===== Entries provided =====
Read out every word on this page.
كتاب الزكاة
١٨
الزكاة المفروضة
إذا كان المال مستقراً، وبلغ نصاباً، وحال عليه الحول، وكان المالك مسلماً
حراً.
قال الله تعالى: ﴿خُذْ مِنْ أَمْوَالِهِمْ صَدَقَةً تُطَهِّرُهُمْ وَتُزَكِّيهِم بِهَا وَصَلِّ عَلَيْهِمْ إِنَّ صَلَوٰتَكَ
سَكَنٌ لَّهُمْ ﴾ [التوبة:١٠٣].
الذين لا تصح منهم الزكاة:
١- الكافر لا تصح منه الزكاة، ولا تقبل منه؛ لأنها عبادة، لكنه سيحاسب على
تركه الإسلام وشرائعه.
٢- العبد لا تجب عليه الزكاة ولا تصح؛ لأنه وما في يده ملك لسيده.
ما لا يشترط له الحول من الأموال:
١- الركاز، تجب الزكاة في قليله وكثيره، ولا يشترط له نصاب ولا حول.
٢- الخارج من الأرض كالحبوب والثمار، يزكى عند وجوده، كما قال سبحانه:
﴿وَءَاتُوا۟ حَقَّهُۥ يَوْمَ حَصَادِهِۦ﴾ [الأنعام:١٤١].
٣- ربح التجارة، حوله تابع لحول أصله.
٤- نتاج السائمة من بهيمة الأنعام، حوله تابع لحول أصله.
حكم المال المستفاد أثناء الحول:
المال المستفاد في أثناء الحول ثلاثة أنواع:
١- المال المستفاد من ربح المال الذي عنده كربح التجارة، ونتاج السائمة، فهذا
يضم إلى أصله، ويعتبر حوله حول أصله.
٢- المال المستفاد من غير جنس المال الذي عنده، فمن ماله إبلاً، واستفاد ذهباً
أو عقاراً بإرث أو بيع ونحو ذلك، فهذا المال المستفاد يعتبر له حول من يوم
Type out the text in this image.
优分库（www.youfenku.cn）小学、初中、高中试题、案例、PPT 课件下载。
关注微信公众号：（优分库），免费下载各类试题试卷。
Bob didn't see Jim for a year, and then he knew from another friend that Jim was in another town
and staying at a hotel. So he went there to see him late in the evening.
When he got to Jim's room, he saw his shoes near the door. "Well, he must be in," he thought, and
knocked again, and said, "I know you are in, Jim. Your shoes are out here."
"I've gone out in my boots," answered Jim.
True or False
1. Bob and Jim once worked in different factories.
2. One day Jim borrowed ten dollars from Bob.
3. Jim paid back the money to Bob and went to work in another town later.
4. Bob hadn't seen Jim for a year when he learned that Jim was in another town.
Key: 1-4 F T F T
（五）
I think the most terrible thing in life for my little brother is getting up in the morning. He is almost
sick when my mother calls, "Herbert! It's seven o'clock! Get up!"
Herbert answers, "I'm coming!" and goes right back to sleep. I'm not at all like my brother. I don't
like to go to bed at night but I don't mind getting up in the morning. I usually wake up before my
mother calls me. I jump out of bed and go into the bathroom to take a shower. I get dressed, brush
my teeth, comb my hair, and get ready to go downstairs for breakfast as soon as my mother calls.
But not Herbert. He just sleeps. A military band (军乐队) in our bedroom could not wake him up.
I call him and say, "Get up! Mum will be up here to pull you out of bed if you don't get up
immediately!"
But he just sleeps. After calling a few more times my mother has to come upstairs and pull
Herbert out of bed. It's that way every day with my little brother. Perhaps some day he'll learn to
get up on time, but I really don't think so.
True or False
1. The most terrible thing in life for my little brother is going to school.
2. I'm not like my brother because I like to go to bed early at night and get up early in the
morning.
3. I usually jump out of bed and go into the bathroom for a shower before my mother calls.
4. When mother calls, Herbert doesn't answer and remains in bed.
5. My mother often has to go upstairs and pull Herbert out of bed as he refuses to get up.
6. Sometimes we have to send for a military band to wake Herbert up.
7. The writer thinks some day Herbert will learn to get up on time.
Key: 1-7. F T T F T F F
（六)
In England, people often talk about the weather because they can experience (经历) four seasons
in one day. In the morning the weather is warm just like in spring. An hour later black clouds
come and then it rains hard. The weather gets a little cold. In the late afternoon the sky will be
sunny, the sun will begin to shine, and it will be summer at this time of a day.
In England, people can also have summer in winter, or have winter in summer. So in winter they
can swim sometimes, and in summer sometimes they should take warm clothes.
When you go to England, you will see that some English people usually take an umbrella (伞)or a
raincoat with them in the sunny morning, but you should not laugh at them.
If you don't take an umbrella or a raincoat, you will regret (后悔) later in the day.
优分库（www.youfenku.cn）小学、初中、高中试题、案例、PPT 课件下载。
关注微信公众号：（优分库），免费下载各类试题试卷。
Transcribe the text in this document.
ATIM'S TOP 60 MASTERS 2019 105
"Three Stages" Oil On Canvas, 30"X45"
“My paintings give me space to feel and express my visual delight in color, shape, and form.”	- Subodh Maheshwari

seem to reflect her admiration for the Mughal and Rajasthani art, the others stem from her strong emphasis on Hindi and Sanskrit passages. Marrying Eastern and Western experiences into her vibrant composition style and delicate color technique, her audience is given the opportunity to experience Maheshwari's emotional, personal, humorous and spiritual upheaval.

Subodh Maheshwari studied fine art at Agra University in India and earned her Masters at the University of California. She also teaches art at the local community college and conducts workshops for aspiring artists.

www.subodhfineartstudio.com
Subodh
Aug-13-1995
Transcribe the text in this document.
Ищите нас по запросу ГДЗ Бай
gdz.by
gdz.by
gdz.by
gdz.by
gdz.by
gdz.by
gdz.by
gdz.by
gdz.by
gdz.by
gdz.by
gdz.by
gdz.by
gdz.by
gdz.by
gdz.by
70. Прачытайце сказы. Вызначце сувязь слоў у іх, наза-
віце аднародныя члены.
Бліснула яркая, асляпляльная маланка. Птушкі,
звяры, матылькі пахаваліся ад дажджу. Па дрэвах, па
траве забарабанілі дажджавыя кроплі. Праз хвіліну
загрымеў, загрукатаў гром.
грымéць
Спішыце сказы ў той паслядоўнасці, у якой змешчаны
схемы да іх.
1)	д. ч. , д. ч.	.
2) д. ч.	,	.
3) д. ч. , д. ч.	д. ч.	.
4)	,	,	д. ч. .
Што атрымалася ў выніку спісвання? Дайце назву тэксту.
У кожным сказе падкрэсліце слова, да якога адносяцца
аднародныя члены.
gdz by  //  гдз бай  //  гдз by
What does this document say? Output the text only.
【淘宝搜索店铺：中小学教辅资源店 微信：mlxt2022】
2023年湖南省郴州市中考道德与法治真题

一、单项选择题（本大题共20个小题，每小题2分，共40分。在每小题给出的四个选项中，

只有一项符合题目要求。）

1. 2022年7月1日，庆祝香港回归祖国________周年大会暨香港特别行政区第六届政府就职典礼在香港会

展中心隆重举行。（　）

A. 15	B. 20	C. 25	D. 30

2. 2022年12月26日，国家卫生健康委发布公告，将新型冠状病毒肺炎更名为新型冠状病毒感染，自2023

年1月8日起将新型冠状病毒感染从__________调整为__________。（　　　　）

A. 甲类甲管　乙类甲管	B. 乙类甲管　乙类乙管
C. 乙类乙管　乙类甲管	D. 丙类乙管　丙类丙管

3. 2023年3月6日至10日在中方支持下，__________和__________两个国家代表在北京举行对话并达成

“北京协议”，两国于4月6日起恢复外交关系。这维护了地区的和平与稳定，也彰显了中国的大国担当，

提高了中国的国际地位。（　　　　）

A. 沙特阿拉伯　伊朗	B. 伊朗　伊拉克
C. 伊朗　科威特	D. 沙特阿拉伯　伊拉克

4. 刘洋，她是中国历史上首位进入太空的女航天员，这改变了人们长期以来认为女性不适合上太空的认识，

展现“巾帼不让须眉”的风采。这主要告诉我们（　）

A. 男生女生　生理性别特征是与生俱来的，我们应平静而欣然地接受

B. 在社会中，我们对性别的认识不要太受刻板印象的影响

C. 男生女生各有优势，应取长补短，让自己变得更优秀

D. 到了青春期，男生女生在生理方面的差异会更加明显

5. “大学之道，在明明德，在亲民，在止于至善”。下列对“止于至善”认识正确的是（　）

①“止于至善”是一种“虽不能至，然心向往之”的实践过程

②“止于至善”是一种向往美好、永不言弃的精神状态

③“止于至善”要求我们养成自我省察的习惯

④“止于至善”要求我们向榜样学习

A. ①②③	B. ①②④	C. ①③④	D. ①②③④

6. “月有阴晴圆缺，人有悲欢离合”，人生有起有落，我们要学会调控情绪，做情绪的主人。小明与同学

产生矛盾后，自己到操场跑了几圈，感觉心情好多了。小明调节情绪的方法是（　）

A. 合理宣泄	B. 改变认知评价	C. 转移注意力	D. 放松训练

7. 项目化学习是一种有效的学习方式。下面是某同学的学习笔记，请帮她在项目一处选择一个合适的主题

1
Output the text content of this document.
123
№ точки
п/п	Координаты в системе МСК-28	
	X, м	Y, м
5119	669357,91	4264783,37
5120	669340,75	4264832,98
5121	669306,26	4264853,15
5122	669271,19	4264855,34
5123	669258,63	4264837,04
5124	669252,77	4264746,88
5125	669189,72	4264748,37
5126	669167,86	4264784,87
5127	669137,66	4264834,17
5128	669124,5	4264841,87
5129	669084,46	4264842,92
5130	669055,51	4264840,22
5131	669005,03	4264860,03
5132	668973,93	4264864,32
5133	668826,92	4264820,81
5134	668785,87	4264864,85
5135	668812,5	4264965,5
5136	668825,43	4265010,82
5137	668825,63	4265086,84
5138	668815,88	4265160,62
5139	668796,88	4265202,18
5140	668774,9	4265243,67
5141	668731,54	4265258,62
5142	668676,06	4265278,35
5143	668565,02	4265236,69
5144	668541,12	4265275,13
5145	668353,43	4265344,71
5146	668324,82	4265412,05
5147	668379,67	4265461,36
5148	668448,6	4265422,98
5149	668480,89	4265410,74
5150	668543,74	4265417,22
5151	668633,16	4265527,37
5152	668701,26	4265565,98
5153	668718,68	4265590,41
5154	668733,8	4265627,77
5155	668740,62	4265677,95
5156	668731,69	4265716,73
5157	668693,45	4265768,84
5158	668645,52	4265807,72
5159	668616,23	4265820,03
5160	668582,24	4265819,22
=====
Your instructions:
Show every line of the records above that contains the word "التجارة".

Response:
٣- ربح التجارة، حوله تابع لحول أصله.
١- المال المستفاد من ربح المال الذي عنده كربح التجارة، ونتاج السائمة، فهذا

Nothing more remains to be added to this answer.